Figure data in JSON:

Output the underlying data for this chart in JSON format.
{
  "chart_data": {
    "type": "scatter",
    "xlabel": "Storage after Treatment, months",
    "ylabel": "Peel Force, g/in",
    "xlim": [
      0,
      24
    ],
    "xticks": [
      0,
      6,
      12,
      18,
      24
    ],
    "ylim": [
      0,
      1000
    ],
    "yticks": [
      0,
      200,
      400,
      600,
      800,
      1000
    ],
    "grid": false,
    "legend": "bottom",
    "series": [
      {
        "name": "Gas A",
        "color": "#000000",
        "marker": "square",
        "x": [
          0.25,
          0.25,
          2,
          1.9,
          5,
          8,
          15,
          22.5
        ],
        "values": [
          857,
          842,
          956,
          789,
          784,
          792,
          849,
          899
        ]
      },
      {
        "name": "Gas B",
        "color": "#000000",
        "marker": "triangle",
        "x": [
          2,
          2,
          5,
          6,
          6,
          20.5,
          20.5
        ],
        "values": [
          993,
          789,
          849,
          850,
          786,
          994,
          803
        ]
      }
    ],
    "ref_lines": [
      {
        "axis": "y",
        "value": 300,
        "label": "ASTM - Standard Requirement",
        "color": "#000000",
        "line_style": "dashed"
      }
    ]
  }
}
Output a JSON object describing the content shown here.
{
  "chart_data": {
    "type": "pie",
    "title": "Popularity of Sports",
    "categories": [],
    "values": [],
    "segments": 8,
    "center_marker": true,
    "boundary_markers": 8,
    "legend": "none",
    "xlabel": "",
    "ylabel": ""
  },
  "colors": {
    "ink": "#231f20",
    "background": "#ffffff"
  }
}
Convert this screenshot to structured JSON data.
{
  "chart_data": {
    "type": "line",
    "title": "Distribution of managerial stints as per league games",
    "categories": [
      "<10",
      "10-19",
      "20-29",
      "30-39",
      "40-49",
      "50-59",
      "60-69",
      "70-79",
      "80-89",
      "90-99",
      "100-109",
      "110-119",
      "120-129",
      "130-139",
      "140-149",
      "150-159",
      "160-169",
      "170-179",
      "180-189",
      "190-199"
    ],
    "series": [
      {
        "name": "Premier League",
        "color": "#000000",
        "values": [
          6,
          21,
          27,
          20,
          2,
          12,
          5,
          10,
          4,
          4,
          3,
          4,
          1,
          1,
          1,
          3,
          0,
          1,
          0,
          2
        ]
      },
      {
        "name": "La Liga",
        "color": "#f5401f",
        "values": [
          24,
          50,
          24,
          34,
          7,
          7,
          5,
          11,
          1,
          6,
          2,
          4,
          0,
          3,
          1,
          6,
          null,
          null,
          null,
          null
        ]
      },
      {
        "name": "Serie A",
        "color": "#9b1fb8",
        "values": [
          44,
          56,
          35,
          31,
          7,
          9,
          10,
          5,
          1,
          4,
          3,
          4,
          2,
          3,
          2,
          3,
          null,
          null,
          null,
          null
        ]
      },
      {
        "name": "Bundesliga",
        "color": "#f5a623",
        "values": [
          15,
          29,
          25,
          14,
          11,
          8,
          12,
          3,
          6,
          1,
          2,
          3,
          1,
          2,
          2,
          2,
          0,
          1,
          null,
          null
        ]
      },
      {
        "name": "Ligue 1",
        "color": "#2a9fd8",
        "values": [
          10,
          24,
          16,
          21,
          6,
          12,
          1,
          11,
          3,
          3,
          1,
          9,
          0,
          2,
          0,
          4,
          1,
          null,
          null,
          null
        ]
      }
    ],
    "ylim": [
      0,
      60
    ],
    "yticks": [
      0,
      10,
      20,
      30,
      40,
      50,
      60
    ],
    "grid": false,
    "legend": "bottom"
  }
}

TASK BRIEF: Retype every record above exactly as it appears.

EXPECTED ANSWER:
Output the underlying data for this chart in JSON format.
{
  "chart_data": {
    "type": "scatter",
    "xlabel": "Storage after Treatment, months",
    "ylabel": "Peel Force, g/in",
    "xlim": [
      0,
      24
    ],
    "xticks": [
      0,
      6,
      12,
      18,
      24
    ],
    "ylim": [
      0,
      1000
    ],
    "yticks": [
      0,
      200,
      400,
      600,
      800,
      1000
    ],
    "grid": false,
    "legend": "bottom",
    "series": [
      {
        "name": "Gas A",
        "color": "#000000",
        "marker": "square",
        "x": [
          0.25,
          0.25,
          2,
          1.9,
          5,
          8,
          15,
          22.5
        ],
        "values": [
          857,
          842,
          956,
          789,
          784,
          792,
          849,
          899
        ]
      },
      {
        "name": "Gas B",
        "color": "#000000",
        "marker": "triangle",
        "x": [
          2,
          2,
          5,
          6,
          6,
          20.5,
          20.5
        ],
        "values": [
          993,
          789,
          849,
          850,
          786,
          994,
          803
        ]
      }
    ],
    "ref_lines": [
      {
        "axis": "y",
        "value": 300,
        "label": "ASTM - Standard Requirement",
        "color": "#000000",
        "line_style": "dashed"
      }
    ]
  }
}
Output a JSON object describing the content shown here.
{
  "chart_data": {
    "type": "pie",
    "title": "Popularity of Sports",
    "categories": [],
    "values": [],
    "segments": 8,
    "center_marker": true,
    "boundary_markers": 8,
    "legend": "none",
    "xlabel": "",
    "ylabel": ""
  },
  "colors": {
    "ink": "#231f20",
    "background": "#ffffff"
  }
}
Convert this screenshot to structured JSON data.
{
  "chart_data": {
    "type": "line",
    "title": "Distribution of managerial stints as per league games",
    "categories": [
      "<10",
      "10-19",
      "20-29",
      "30-39",
      "40-49",
      "50-59",
      "60-69",
      "70-79",
      "80-89",
      "90-99",
      "100-109",
      "110-119",
      "120-129",
      "130-139",
      "140-149",
      "150-159",
      "160-169",
      "170-179",
      "180-189",
      "190-199"
    ],
    "series": [
      {
        "name": "Premier League",
        "color": "#000000",
        "values": [
          6,
          21,
          27,
          20,
          2,
          12,
          5,
          10,
          4,
          4,
          3,
          4,
          1,
          1,
          1,
          3,
          0,
          1,
          0,
          2
        ]
      },
      {
        "name": "La Liga",
        "color": "#f5401f",
        "values": [
          24,
          50,
          24,
          34,
          7,
          7,
          5,
          11,
          1,
          6,
          2,
          4,
          0,
          3,
          1,
          6,
          null,
          null,
          null,
          null
        ]
      },
      {
        "name": "Serie A",
        "color": "#9b1fb8",
        "values": [
          44,
          56,
          35,
          31,
          7,
          9,
          10,
          5,
          1,
          4,
          3,
          4,
          2,
          3,
          2,
          3,
          null,
          null,
          null,
          null
        ]
      },
      {
        "name": "Bundesliga",
        "color": "#f5a623",
        "values": [
          15,
          29,
          25,
          14,
          11,
          8,
          12,
          3,
          6,
          1,
          2,
          3,
          1,
          2,
          2,
          2,
          0,
          1,
          null,
          null
        ]
      },
      {
        "name": "Ligue 1",
        "color": "#2a9fd8",
        "values": [
          10,
          24,
          16,
          21,
          6,
          12,
          1,
          11,
          3,
          3,
          1,
          9,
          0,
          2,
          0,
          4,
          1,
          null,
          null,
          null
        ]
      }
    ],
    "ylim": [
      0,
      60
    ],
    "yticks": [
      0,
      10,
      20,
      30,
      40,
      50,
      60
    ],
    "grid": false,
    "legend": "bottom"
  }
}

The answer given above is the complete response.